## [What you are asked to do]
State how many lines of the entries below hold the word "JSON"; reply with nothing but the number.

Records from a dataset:
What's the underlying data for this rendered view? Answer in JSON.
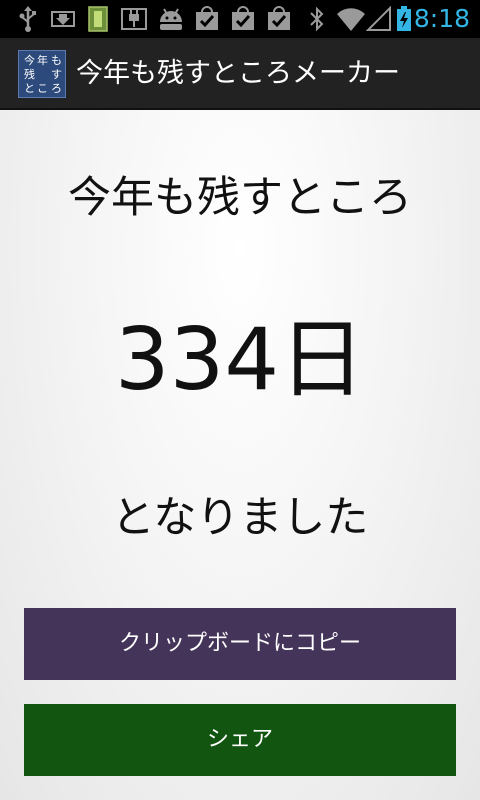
{
  "status_bar": {
    "time": "8:18",
    "icons": [
      "usb-icon",
      "download-icon",
      "sd-card-icon",
      "usb-debug-icon",
      "android-icon",
      "store-check-icon",
      "store-check-icon",
      "store-check-icon",
      "bluetooth-icon",
      "wifi-icon",
      "signal-icon",
      "battery-charging-icon"
    ],
    "accent_color": "#33b5e5"
  },
  "action_bar": {
    "title": "今年も残すところメーカー",
    "icon_text": [
      "今",
      "年",
      "も",
      "残",
      "す",
      "と",
      "こ",
      "ろ"
    ],
    "icon_bg": "#2c4a7c"
  },
  "main": {
    "headline": "今年も残すところ",
    "days": "334日",
    "suffix": "となりました"
  },
  "buttons": {
    "copy": {
      "label": "クリップボードにコピー",
      "color": "#45345a"
    },
    "share": {
      "label": "シェア",
      "color": "#115511"
    }
  }
}
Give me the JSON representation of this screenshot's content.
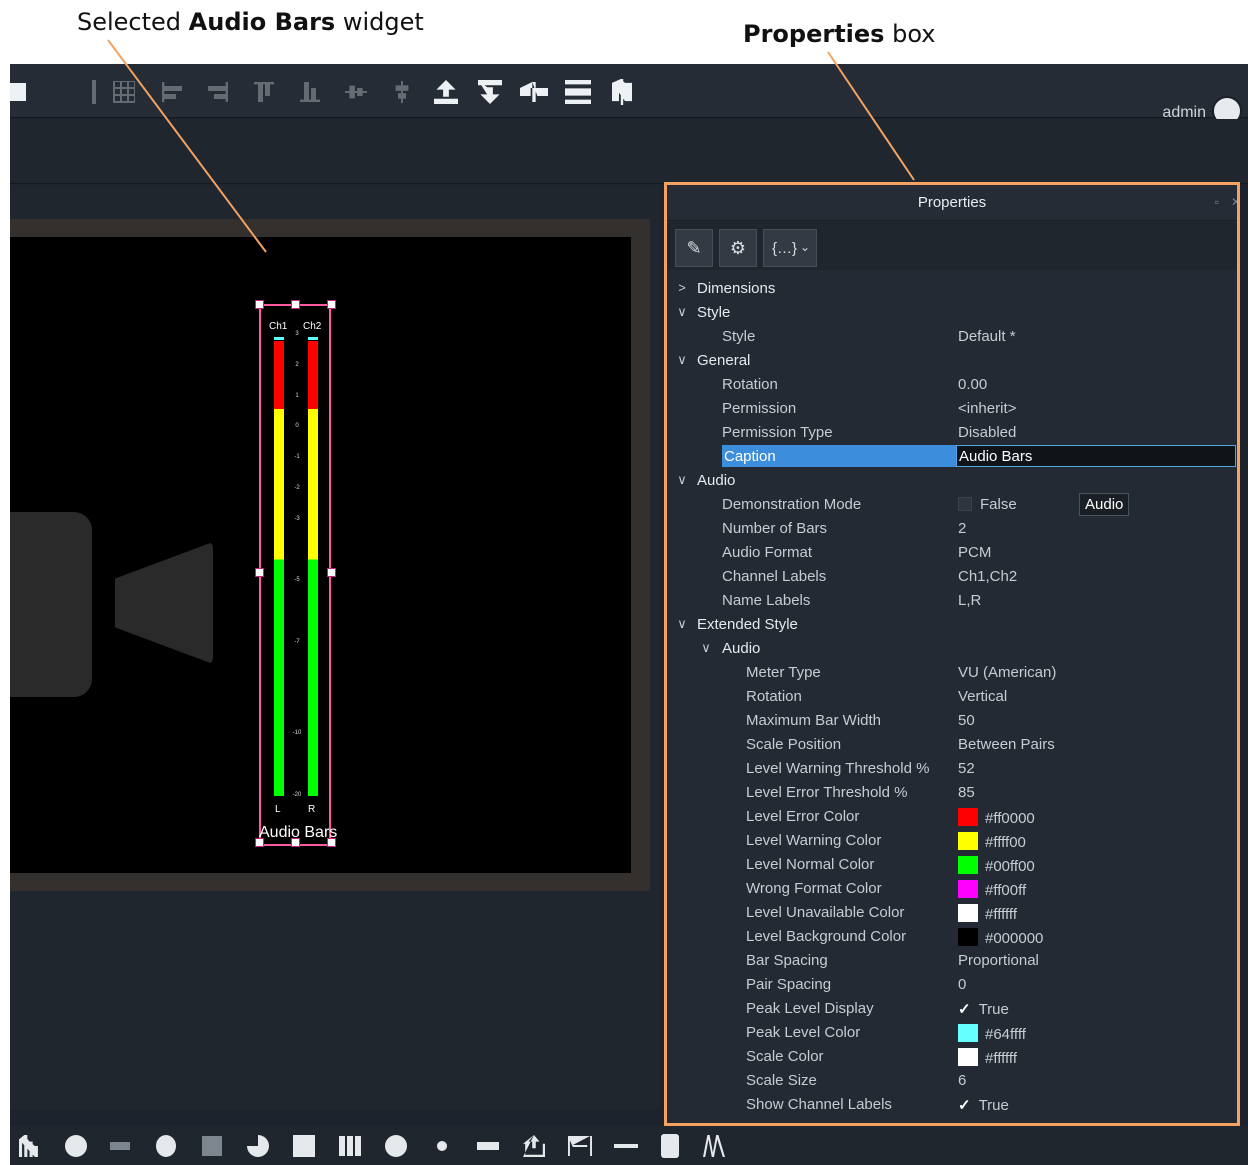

## [Result of the exercise]
2